▶ [TASK DESCRIPTION]
In the entries below, count the lines holding "name". Reply with the number only.

▶ [DATASET RECORDS]
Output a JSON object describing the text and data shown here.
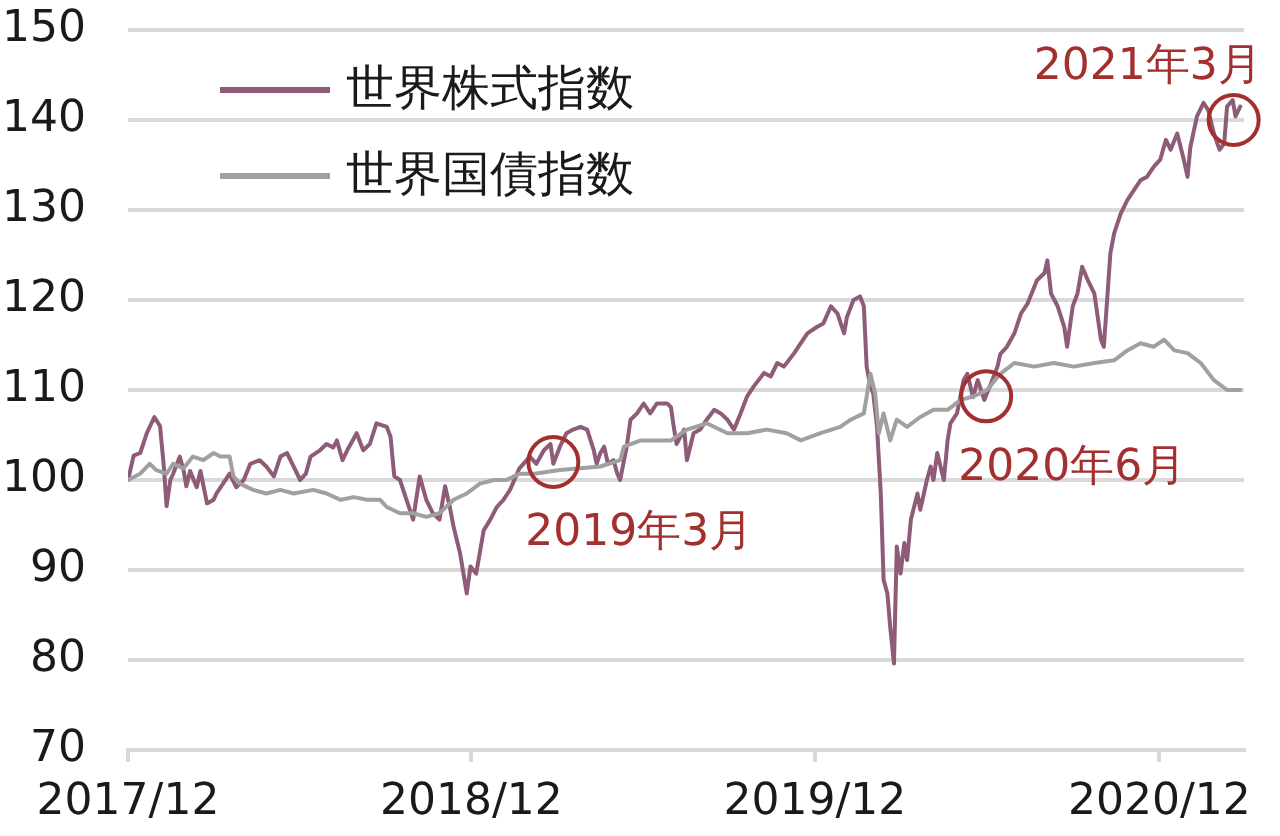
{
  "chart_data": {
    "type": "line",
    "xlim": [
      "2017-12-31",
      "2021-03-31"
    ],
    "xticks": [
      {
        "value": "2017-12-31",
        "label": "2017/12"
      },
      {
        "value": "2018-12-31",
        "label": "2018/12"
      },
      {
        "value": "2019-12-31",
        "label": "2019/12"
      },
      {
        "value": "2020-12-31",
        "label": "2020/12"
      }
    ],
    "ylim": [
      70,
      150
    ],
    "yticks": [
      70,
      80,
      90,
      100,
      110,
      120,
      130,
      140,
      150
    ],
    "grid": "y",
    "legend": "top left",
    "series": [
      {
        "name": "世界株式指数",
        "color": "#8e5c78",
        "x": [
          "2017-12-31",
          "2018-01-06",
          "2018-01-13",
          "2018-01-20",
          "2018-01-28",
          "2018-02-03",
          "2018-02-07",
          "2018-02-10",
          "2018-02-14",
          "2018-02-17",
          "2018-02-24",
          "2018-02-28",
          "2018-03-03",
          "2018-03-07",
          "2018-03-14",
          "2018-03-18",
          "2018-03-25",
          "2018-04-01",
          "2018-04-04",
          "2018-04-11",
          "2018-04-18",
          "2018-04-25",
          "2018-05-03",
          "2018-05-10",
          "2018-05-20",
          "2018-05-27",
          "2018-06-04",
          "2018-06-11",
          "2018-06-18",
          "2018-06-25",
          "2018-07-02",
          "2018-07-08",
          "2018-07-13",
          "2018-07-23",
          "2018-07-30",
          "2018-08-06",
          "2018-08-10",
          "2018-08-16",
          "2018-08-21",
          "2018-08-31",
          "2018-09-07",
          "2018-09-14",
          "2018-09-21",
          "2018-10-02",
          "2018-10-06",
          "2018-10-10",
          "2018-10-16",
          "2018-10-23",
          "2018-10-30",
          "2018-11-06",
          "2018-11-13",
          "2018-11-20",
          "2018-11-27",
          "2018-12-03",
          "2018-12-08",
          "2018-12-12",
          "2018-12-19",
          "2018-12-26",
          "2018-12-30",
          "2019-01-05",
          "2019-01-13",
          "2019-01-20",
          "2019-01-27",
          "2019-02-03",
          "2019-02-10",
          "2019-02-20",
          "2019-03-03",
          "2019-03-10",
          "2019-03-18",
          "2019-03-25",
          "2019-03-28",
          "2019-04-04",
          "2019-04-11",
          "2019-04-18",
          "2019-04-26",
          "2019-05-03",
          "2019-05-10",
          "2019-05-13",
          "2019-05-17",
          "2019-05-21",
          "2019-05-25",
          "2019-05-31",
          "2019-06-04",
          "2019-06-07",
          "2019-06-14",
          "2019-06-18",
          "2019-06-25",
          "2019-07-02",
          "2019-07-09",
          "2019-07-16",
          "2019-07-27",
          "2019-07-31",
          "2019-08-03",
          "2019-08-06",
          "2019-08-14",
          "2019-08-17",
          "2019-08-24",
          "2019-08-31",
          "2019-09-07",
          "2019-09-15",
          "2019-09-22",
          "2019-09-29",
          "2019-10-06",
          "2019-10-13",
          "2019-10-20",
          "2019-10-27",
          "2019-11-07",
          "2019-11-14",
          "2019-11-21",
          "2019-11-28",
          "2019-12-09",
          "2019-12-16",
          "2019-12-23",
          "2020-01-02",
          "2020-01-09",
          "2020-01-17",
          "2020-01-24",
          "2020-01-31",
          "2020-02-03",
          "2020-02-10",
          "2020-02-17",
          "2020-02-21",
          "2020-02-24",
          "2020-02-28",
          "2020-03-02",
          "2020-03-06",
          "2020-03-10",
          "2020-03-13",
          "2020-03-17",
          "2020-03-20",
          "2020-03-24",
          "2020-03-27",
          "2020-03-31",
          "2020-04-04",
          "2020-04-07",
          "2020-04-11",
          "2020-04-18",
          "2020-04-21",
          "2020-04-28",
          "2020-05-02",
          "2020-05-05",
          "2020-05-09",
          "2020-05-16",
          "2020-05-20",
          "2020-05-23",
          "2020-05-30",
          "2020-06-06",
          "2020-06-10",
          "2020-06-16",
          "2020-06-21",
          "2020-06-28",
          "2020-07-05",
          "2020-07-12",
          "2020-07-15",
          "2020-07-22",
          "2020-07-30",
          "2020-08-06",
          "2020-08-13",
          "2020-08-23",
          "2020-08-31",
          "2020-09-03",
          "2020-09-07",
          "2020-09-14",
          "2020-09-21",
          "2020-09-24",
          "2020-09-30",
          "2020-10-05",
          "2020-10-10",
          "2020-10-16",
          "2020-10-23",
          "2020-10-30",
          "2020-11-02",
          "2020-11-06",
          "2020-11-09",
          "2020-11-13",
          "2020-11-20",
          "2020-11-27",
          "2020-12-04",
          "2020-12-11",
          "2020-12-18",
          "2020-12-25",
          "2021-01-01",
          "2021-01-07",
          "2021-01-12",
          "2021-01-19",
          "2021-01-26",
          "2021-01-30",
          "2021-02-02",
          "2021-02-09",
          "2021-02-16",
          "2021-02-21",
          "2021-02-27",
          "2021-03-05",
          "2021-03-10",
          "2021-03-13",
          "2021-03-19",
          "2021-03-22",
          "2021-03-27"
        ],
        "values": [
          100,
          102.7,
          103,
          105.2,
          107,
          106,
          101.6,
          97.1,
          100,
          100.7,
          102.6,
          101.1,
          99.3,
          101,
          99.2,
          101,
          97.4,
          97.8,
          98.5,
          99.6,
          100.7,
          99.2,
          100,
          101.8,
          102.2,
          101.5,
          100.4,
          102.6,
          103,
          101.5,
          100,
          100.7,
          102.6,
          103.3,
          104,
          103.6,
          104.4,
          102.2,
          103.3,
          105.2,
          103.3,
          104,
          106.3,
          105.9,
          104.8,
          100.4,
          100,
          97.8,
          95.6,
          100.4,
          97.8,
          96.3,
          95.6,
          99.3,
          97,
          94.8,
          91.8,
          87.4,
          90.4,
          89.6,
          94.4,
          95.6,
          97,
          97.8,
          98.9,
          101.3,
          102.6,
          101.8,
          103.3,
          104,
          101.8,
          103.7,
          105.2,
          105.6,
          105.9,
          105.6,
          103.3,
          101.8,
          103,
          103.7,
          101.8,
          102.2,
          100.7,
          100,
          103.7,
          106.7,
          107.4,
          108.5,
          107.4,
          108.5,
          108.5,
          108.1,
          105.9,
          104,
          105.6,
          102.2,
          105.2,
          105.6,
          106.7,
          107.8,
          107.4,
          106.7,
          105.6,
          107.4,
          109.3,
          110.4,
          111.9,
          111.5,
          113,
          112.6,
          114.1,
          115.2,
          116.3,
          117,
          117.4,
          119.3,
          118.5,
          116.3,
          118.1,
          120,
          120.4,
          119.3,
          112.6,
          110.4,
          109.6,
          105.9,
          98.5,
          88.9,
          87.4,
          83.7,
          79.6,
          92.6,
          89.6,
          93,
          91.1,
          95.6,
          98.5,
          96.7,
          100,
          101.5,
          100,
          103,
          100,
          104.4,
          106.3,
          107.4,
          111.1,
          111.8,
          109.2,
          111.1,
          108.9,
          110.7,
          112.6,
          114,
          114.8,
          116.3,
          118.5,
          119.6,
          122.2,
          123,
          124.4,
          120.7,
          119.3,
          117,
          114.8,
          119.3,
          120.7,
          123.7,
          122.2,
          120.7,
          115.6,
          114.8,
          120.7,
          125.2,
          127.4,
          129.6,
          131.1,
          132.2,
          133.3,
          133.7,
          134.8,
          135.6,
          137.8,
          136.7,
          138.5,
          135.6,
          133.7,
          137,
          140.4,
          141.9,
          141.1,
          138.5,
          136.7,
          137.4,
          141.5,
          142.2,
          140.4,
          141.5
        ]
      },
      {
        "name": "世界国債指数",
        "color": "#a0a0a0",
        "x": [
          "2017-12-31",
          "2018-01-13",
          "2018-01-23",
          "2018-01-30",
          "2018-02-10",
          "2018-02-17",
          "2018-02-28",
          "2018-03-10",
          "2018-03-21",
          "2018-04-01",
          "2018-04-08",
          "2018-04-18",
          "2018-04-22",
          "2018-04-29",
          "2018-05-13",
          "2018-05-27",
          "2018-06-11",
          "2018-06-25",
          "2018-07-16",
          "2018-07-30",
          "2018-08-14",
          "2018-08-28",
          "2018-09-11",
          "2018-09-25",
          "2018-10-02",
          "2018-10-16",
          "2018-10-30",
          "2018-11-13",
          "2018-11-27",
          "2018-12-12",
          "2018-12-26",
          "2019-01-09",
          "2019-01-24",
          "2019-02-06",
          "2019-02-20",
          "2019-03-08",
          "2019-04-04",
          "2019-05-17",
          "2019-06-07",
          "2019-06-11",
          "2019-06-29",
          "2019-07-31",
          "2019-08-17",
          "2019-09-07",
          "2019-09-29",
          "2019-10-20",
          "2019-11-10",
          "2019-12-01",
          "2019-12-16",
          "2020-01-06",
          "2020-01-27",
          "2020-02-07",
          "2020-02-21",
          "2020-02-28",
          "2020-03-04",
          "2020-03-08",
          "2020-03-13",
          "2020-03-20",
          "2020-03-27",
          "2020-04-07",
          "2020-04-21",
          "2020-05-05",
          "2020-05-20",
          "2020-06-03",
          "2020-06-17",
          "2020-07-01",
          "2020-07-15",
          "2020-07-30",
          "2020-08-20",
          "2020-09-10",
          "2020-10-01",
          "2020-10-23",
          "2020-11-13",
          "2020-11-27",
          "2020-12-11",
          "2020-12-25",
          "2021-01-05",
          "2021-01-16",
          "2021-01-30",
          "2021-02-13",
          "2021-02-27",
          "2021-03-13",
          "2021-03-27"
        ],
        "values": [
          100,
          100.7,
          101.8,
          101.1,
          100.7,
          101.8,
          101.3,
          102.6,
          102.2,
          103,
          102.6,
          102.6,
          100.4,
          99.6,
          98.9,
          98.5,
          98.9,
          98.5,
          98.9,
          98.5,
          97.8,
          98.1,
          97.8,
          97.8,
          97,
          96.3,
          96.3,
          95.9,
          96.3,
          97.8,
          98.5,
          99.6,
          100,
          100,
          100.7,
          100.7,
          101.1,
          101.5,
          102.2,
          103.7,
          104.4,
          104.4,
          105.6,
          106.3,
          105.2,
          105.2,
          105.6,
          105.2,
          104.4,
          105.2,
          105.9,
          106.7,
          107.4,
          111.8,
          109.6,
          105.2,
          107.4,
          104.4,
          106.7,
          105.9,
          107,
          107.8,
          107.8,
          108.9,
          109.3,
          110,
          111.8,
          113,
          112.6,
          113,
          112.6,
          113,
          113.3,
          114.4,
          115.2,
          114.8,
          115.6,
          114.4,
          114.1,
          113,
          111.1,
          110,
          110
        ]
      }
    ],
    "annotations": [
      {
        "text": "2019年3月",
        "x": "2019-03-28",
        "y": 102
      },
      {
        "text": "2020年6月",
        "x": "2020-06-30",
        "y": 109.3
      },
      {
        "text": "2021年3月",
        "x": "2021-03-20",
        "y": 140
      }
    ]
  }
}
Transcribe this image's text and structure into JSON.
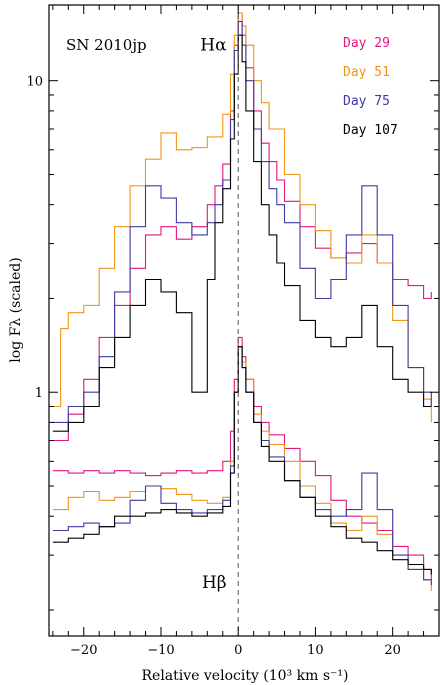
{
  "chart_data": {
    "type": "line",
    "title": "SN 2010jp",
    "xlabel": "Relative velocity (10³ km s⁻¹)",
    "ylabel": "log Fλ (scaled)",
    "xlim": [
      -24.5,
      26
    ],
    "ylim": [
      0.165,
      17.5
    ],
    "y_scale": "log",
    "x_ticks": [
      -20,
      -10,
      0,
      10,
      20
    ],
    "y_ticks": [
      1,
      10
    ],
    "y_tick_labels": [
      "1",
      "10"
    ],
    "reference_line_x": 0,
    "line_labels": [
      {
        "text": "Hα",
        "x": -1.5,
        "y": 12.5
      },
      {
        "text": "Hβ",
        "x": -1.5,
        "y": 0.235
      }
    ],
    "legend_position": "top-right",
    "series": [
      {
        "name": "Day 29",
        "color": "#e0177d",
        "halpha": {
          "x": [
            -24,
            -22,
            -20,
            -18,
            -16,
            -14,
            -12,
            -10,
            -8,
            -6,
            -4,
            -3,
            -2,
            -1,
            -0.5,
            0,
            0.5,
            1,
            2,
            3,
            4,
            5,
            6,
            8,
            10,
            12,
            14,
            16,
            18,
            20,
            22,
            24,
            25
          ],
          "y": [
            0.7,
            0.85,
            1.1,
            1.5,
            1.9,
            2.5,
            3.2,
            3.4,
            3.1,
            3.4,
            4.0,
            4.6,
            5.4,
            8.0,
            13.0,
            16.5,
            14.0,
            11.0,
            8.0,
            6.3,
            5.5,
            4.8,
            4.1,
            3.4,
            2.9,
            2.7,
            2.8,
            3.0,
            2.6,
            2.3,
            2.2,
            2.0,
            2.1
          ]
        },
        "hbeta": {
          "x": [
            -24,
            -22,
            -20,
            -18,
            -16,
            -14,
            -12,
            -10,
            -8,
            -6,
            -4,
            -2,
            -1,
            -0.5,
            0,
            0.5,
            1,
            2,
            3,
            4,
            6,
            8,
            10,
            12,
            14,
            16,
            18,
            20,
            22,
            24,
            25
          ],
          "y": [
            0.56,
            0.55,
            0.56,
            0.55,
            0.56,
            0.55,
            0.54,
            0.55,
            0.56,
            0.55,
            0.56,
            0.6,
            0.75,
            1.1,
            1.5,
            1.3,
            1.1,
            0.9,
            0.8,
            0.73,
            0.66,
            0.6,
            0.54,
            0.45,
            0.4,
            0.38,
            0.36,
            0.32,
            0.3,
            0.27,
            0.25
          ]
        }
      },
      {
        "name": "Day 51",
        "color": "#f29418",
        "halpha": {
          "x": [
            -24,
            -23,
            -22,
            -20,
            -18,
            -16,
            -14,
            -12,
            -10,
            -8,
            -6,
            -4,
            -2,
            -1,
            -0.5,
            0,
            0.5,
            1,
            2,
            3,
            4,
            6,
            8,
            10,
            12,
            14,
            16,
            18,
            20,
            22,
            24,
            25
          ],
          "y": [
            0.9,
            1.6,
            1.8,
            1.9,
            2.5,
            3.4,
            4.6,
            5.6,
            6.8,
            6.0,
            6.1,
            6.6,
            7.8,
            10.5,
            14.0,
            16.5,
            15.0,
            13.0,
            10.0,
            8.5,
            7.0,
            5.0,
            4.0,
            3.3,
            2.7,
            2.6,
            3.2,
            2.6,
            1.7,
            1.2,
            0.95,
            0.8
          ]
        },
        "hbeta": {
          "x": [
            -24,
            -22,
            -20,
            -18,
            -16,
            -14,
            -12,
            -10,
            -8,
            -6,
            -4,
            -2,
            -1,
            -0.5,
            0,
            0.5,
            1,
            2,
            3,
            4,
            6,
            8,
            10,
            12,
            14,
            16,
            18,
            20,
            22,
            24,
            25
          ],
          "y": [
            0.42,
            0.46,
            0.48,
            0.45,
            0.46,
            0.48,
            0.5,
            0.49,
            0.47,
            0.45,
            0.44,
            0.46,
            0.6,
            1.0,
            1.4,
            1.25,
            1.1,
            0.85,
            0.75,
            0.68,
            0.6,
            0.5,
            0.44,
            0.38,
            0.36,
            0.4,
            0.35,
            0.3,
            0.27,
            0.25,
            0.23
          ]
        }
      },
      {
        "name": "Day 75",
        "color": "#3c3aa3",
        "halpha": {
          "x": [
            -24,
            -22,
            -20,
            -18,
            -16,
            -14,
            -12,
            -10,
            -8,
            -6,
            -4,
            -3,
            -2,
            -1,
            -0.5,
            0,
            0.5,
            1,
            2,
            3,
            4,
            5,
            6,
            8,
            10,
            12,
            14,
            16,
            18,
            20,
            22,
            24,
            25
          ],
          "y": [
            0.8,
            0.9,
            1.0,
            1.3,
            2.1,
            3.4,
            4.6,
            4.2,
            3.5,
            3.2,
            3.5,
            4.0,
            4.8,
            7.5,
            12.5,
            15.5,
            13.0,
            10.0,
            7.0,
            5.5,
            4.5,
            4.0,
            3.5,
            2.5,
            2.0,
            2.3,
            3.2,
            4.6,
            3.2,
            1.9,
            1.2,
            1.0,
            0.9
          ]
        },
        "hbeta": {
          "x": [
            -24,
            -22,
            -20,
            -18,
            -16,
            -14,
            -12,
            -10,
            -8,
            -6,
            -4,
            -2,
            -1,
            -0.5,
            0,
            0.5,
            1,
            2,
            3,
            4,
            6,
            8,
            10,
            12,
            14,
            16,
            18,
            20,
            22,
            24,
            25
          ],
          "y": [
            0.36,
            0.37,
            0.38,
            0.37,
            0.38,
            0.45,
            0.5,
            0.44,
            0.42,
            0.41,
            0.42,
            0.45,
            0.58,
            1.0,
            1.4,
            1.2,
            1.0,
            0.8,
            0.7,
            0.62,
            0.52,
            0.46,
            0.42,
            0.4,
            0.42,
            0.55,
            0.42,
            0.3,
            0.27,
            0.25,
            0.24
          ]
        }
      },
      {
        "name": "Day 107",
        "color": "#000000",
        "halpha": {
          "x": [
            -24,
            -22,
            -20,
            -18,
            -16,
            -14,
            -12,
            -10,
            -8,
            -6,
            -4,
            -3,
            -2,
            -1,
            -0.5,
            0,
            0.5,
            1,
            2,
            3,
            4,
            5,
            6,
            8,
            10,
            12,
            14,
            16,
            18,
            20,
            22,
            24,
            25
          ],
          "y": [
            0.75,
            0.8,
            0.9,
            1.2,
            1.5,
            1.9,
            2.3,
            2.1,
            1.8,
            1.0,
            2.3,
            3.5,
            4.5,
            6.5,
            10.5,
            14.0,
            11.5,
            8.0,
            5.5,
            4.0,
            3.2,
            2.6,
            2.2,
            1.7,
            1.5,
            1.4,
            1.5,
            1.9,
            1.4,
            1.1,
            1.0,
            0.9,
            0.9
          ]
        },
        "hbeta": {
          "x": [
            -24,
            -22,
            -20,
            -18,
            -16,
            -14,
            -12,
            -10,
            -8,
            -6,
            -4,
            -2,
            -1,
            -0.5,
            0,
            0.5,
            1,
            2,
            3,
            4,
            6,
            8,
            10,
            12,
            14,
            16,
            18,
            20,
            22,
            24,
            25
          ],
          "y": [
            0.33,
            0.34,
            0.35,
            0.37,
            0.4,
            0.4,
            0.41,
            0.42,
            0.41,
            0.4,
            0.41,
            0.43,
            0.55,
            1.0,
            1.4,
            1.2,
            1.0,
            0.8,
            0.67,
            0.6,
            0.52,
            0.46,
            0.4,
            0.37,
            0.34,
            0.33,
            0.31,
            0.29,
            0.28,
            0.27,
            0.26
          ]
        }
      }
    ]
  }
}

▶ [SOLUTION FOR THIS PROBLEM]
6